Goal: Single out the lines that include the word "Фатежского". Copy them.

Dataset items
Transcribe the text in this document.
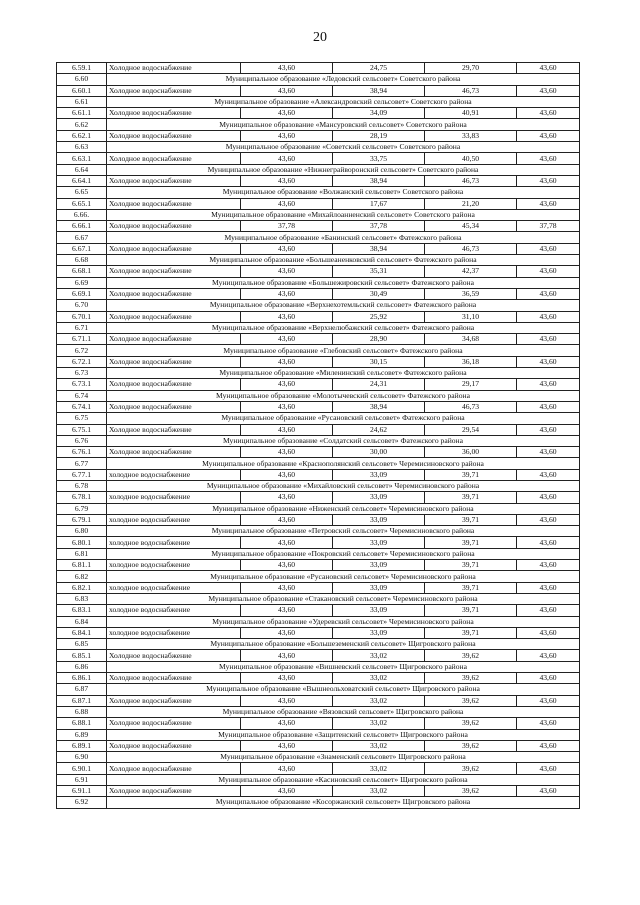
20
6.59.1	Холодное водоснабжение	43,60	24,75	29,70	43,60
6.60	Муниципальное образование «Ледовский сельсовет» Советского района				
6.60.1	Холодное водоснабжение	43,60	38,94	46,73	43,60
6.61	Муниципальное образование «Александровский сельсовет» Советского района				
6.61.1	Холодное водоснабжение	43,60	34,09	40,91	43,60
6.62	Муниципальное образование «Мансуровский сельсовет» Советского района				
6.62.1	Холодное водоснабжение	43,60	28,19	33,83	43,60
6.63	Муниципальное образование «Советский сельсовет» Советского района				
6.63.1	Холодное водоснабжение	43,60	33,75	40,50	43,60
6.64	Муниципальное образование «Нижнеграйворонский сельсовет» Советского района				
6.64.1	Холодное водоснабжение	43,60	38,94	46,73	43,60
6.65	Муниципальное образование «Волжанский сельсовет» Советского района				
6.65.1	Холодное водоснабжение	43,60	17,67	21,20	43,60
6.66.	Муниципальное образование «Михайлоанненский сельсовет» Советского района				
6.66.1	Холодное водоснабжение	37,78	37,78	45,34	37,78
6.67	Муниципальное образование «Банинский сельсовет» Фатежского района				
6.67.1	Холодное водоснабжение	43,60	38,94	46,73	43,60
6.68	Муниципальное образование «Большеаненковский сельсовет» Фатежского района				
6.68.1	Холодное водоснабжение	43,60	35,31	42,37	43,60
6.69	Муниципальное образование «Большежировский сельсовет» Фатежского района				
6.69.1	Холодное водоснабжение	43,60	30,49	36,59	43,60
6.70	Муниципальное образование «Верхнехотемльский сельсовет» Фатежского района				
6.70.1	Холодное водоснабжение	43,60	25,92	31,10	43,60
6.71	Муниципальное образование «Верхнелюбажский сельсовет» Фатежского района				
6.71.1	Холодное водоснабжение	43,60	28,90	34,68	43,60
6.72	Муниципальное образование «Глебовский сельсовет» Фатежского района				
6.72.1	Холодное водоснабжение	43,60	30,15	36,18	43,60
6.73	Муниципальное образование «Миленинский сельсовет» Фатежского района				
6.73.1	Холодное водоснабжение	43,60	24,31	29,17	43,60
6.74	Муниципальное образование «Молотычевский сельсовет» Фатежского района				
6.74.1	Холодное водоснабжение	43,60	38,94	46,73	43,60
6.75	Муниципальное образование «Русановский сельсовет» Фатежского района				
6.75.1	Холодное водоснабжение	43,60	24,62	29,54	43,60
6.76	Муниципальное образование «Солдатский сельсовет» Фатежского района				
6.76.1	Холодное водоснабжение	43,60	30,00	36,00	43,60
6.77	Муниципальное образование «Краснополянский сельсовет» Черемисиновского района				
6.77.1	холодное водоснабжение	43,60	33,09	39,71	43,60
6.78	Муниципальное образование «Михайловский сельсовет» Черемисиновского района				
6.78.1	холодное водоснабжение	43,60	33,09	39,71	43,60
6.79	Муниципальное образование «Ниженский сельсовет» Черемисиновского района				
6.79.1	холодное водоснабжение	43,60	33,09	39,71	43,60
6.80	Муниципальное образование «Петровский сельсовет» Черемисиновского района				
6.80.1	холодное водоснабжение	43,60	33,09	39,71	43,60
6.81	Муниципальное образование «Покровский сельсовет» Черемисиновского района				
6.81.1	холодное водоснабжение	43,60	33,09	39,71	43,60
6.82	Муниципальное образование «Русановский сельсовет» Черемисиновского района				
6.82.1	холодное водоснабжение	43,60	33,09	39,71	43,60
6.83	Муниципальное образование «Стакановский сельсовет» Черемисиновского района				
6.83.1	холодное водоснабжение	43,60	33,09	39,71	43,60
6.84	Муниципальное образование «Удеревский сельсовет» Черемисиновского района				
6.84.1	холодное водоснабжение	43,60	33,09	39,71	43,60
6.85	Муниципальное образование «Большеземенский сельсовет» Щигровского района				
6.85.1	Холодное водоснабжение	43,60	33,02	39,62	43,60
6.86	Муниципальное образование «Вишневский сельсовет» Щигровского района				
6.86.1	Холодное водоснабжение	43,60	33,02	39,62	43,60
6.87	Муниципальное образование «Вышнеольховатский сельсовет» Щигровского района				
6.87.1	Холодное водоснабжение	43,60	33,02	39,62	43,60
6.88	Муниципальное образование «Вязовский сельсовет» Щигровского района				
6.88.1	Холодное водоснабжение	43,60	33,02	39,62	43,60
6.89	Муниципальное образование «Защитенский сельсовет» Щигровского района				
6.89.1	Холодное водоснабжение	43,60	33,02	39,62	43,60
6.90	Муниципальное образование «Знаменский сельсовет» Щигровского района				
6.90.1	Холодное водоснабжение	43,60	33,02	39,62	43,60
6.91	Муниципальное образование «Касиновский сельсовет» Щигровского района				
6.91.1	Холодное водоснабжение	43,60	33,02	39,62	43,60
6.92	Муниципальное образование «Косоржанский сельсовет» Щигровского района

Exercise answer:
6.67	Муниципальное образование «Банинский сельсовет» Фатежского района				
6.68	Муниципальное образование «Большеаненковский сельсовет» Фатежского района				
6.69	Муниципальное образование «Большежировский сельсовет» Фатежского района				
6.70	Муниципальное образование «Верхнехотемльский сельсовет» Фатежского района				
6.71	Муниципальное образование «Верхнелюбажский сельсовет» Фатежского района				
6.72	Муниципальное образование «Глебовский сельсовет» Фатежского района				
6.73	Муниципальное образование «Миленинский сельсовет» Фатежского района				
6.74	Муниципальное образование «Молотычевский сельсовет» Фатежского района				
6.75	Муниципальное образование «Русановский сельсовет» Фатежского района				
6.76	Муниципальное образование «Солдатский сельсовет» Фатежского района				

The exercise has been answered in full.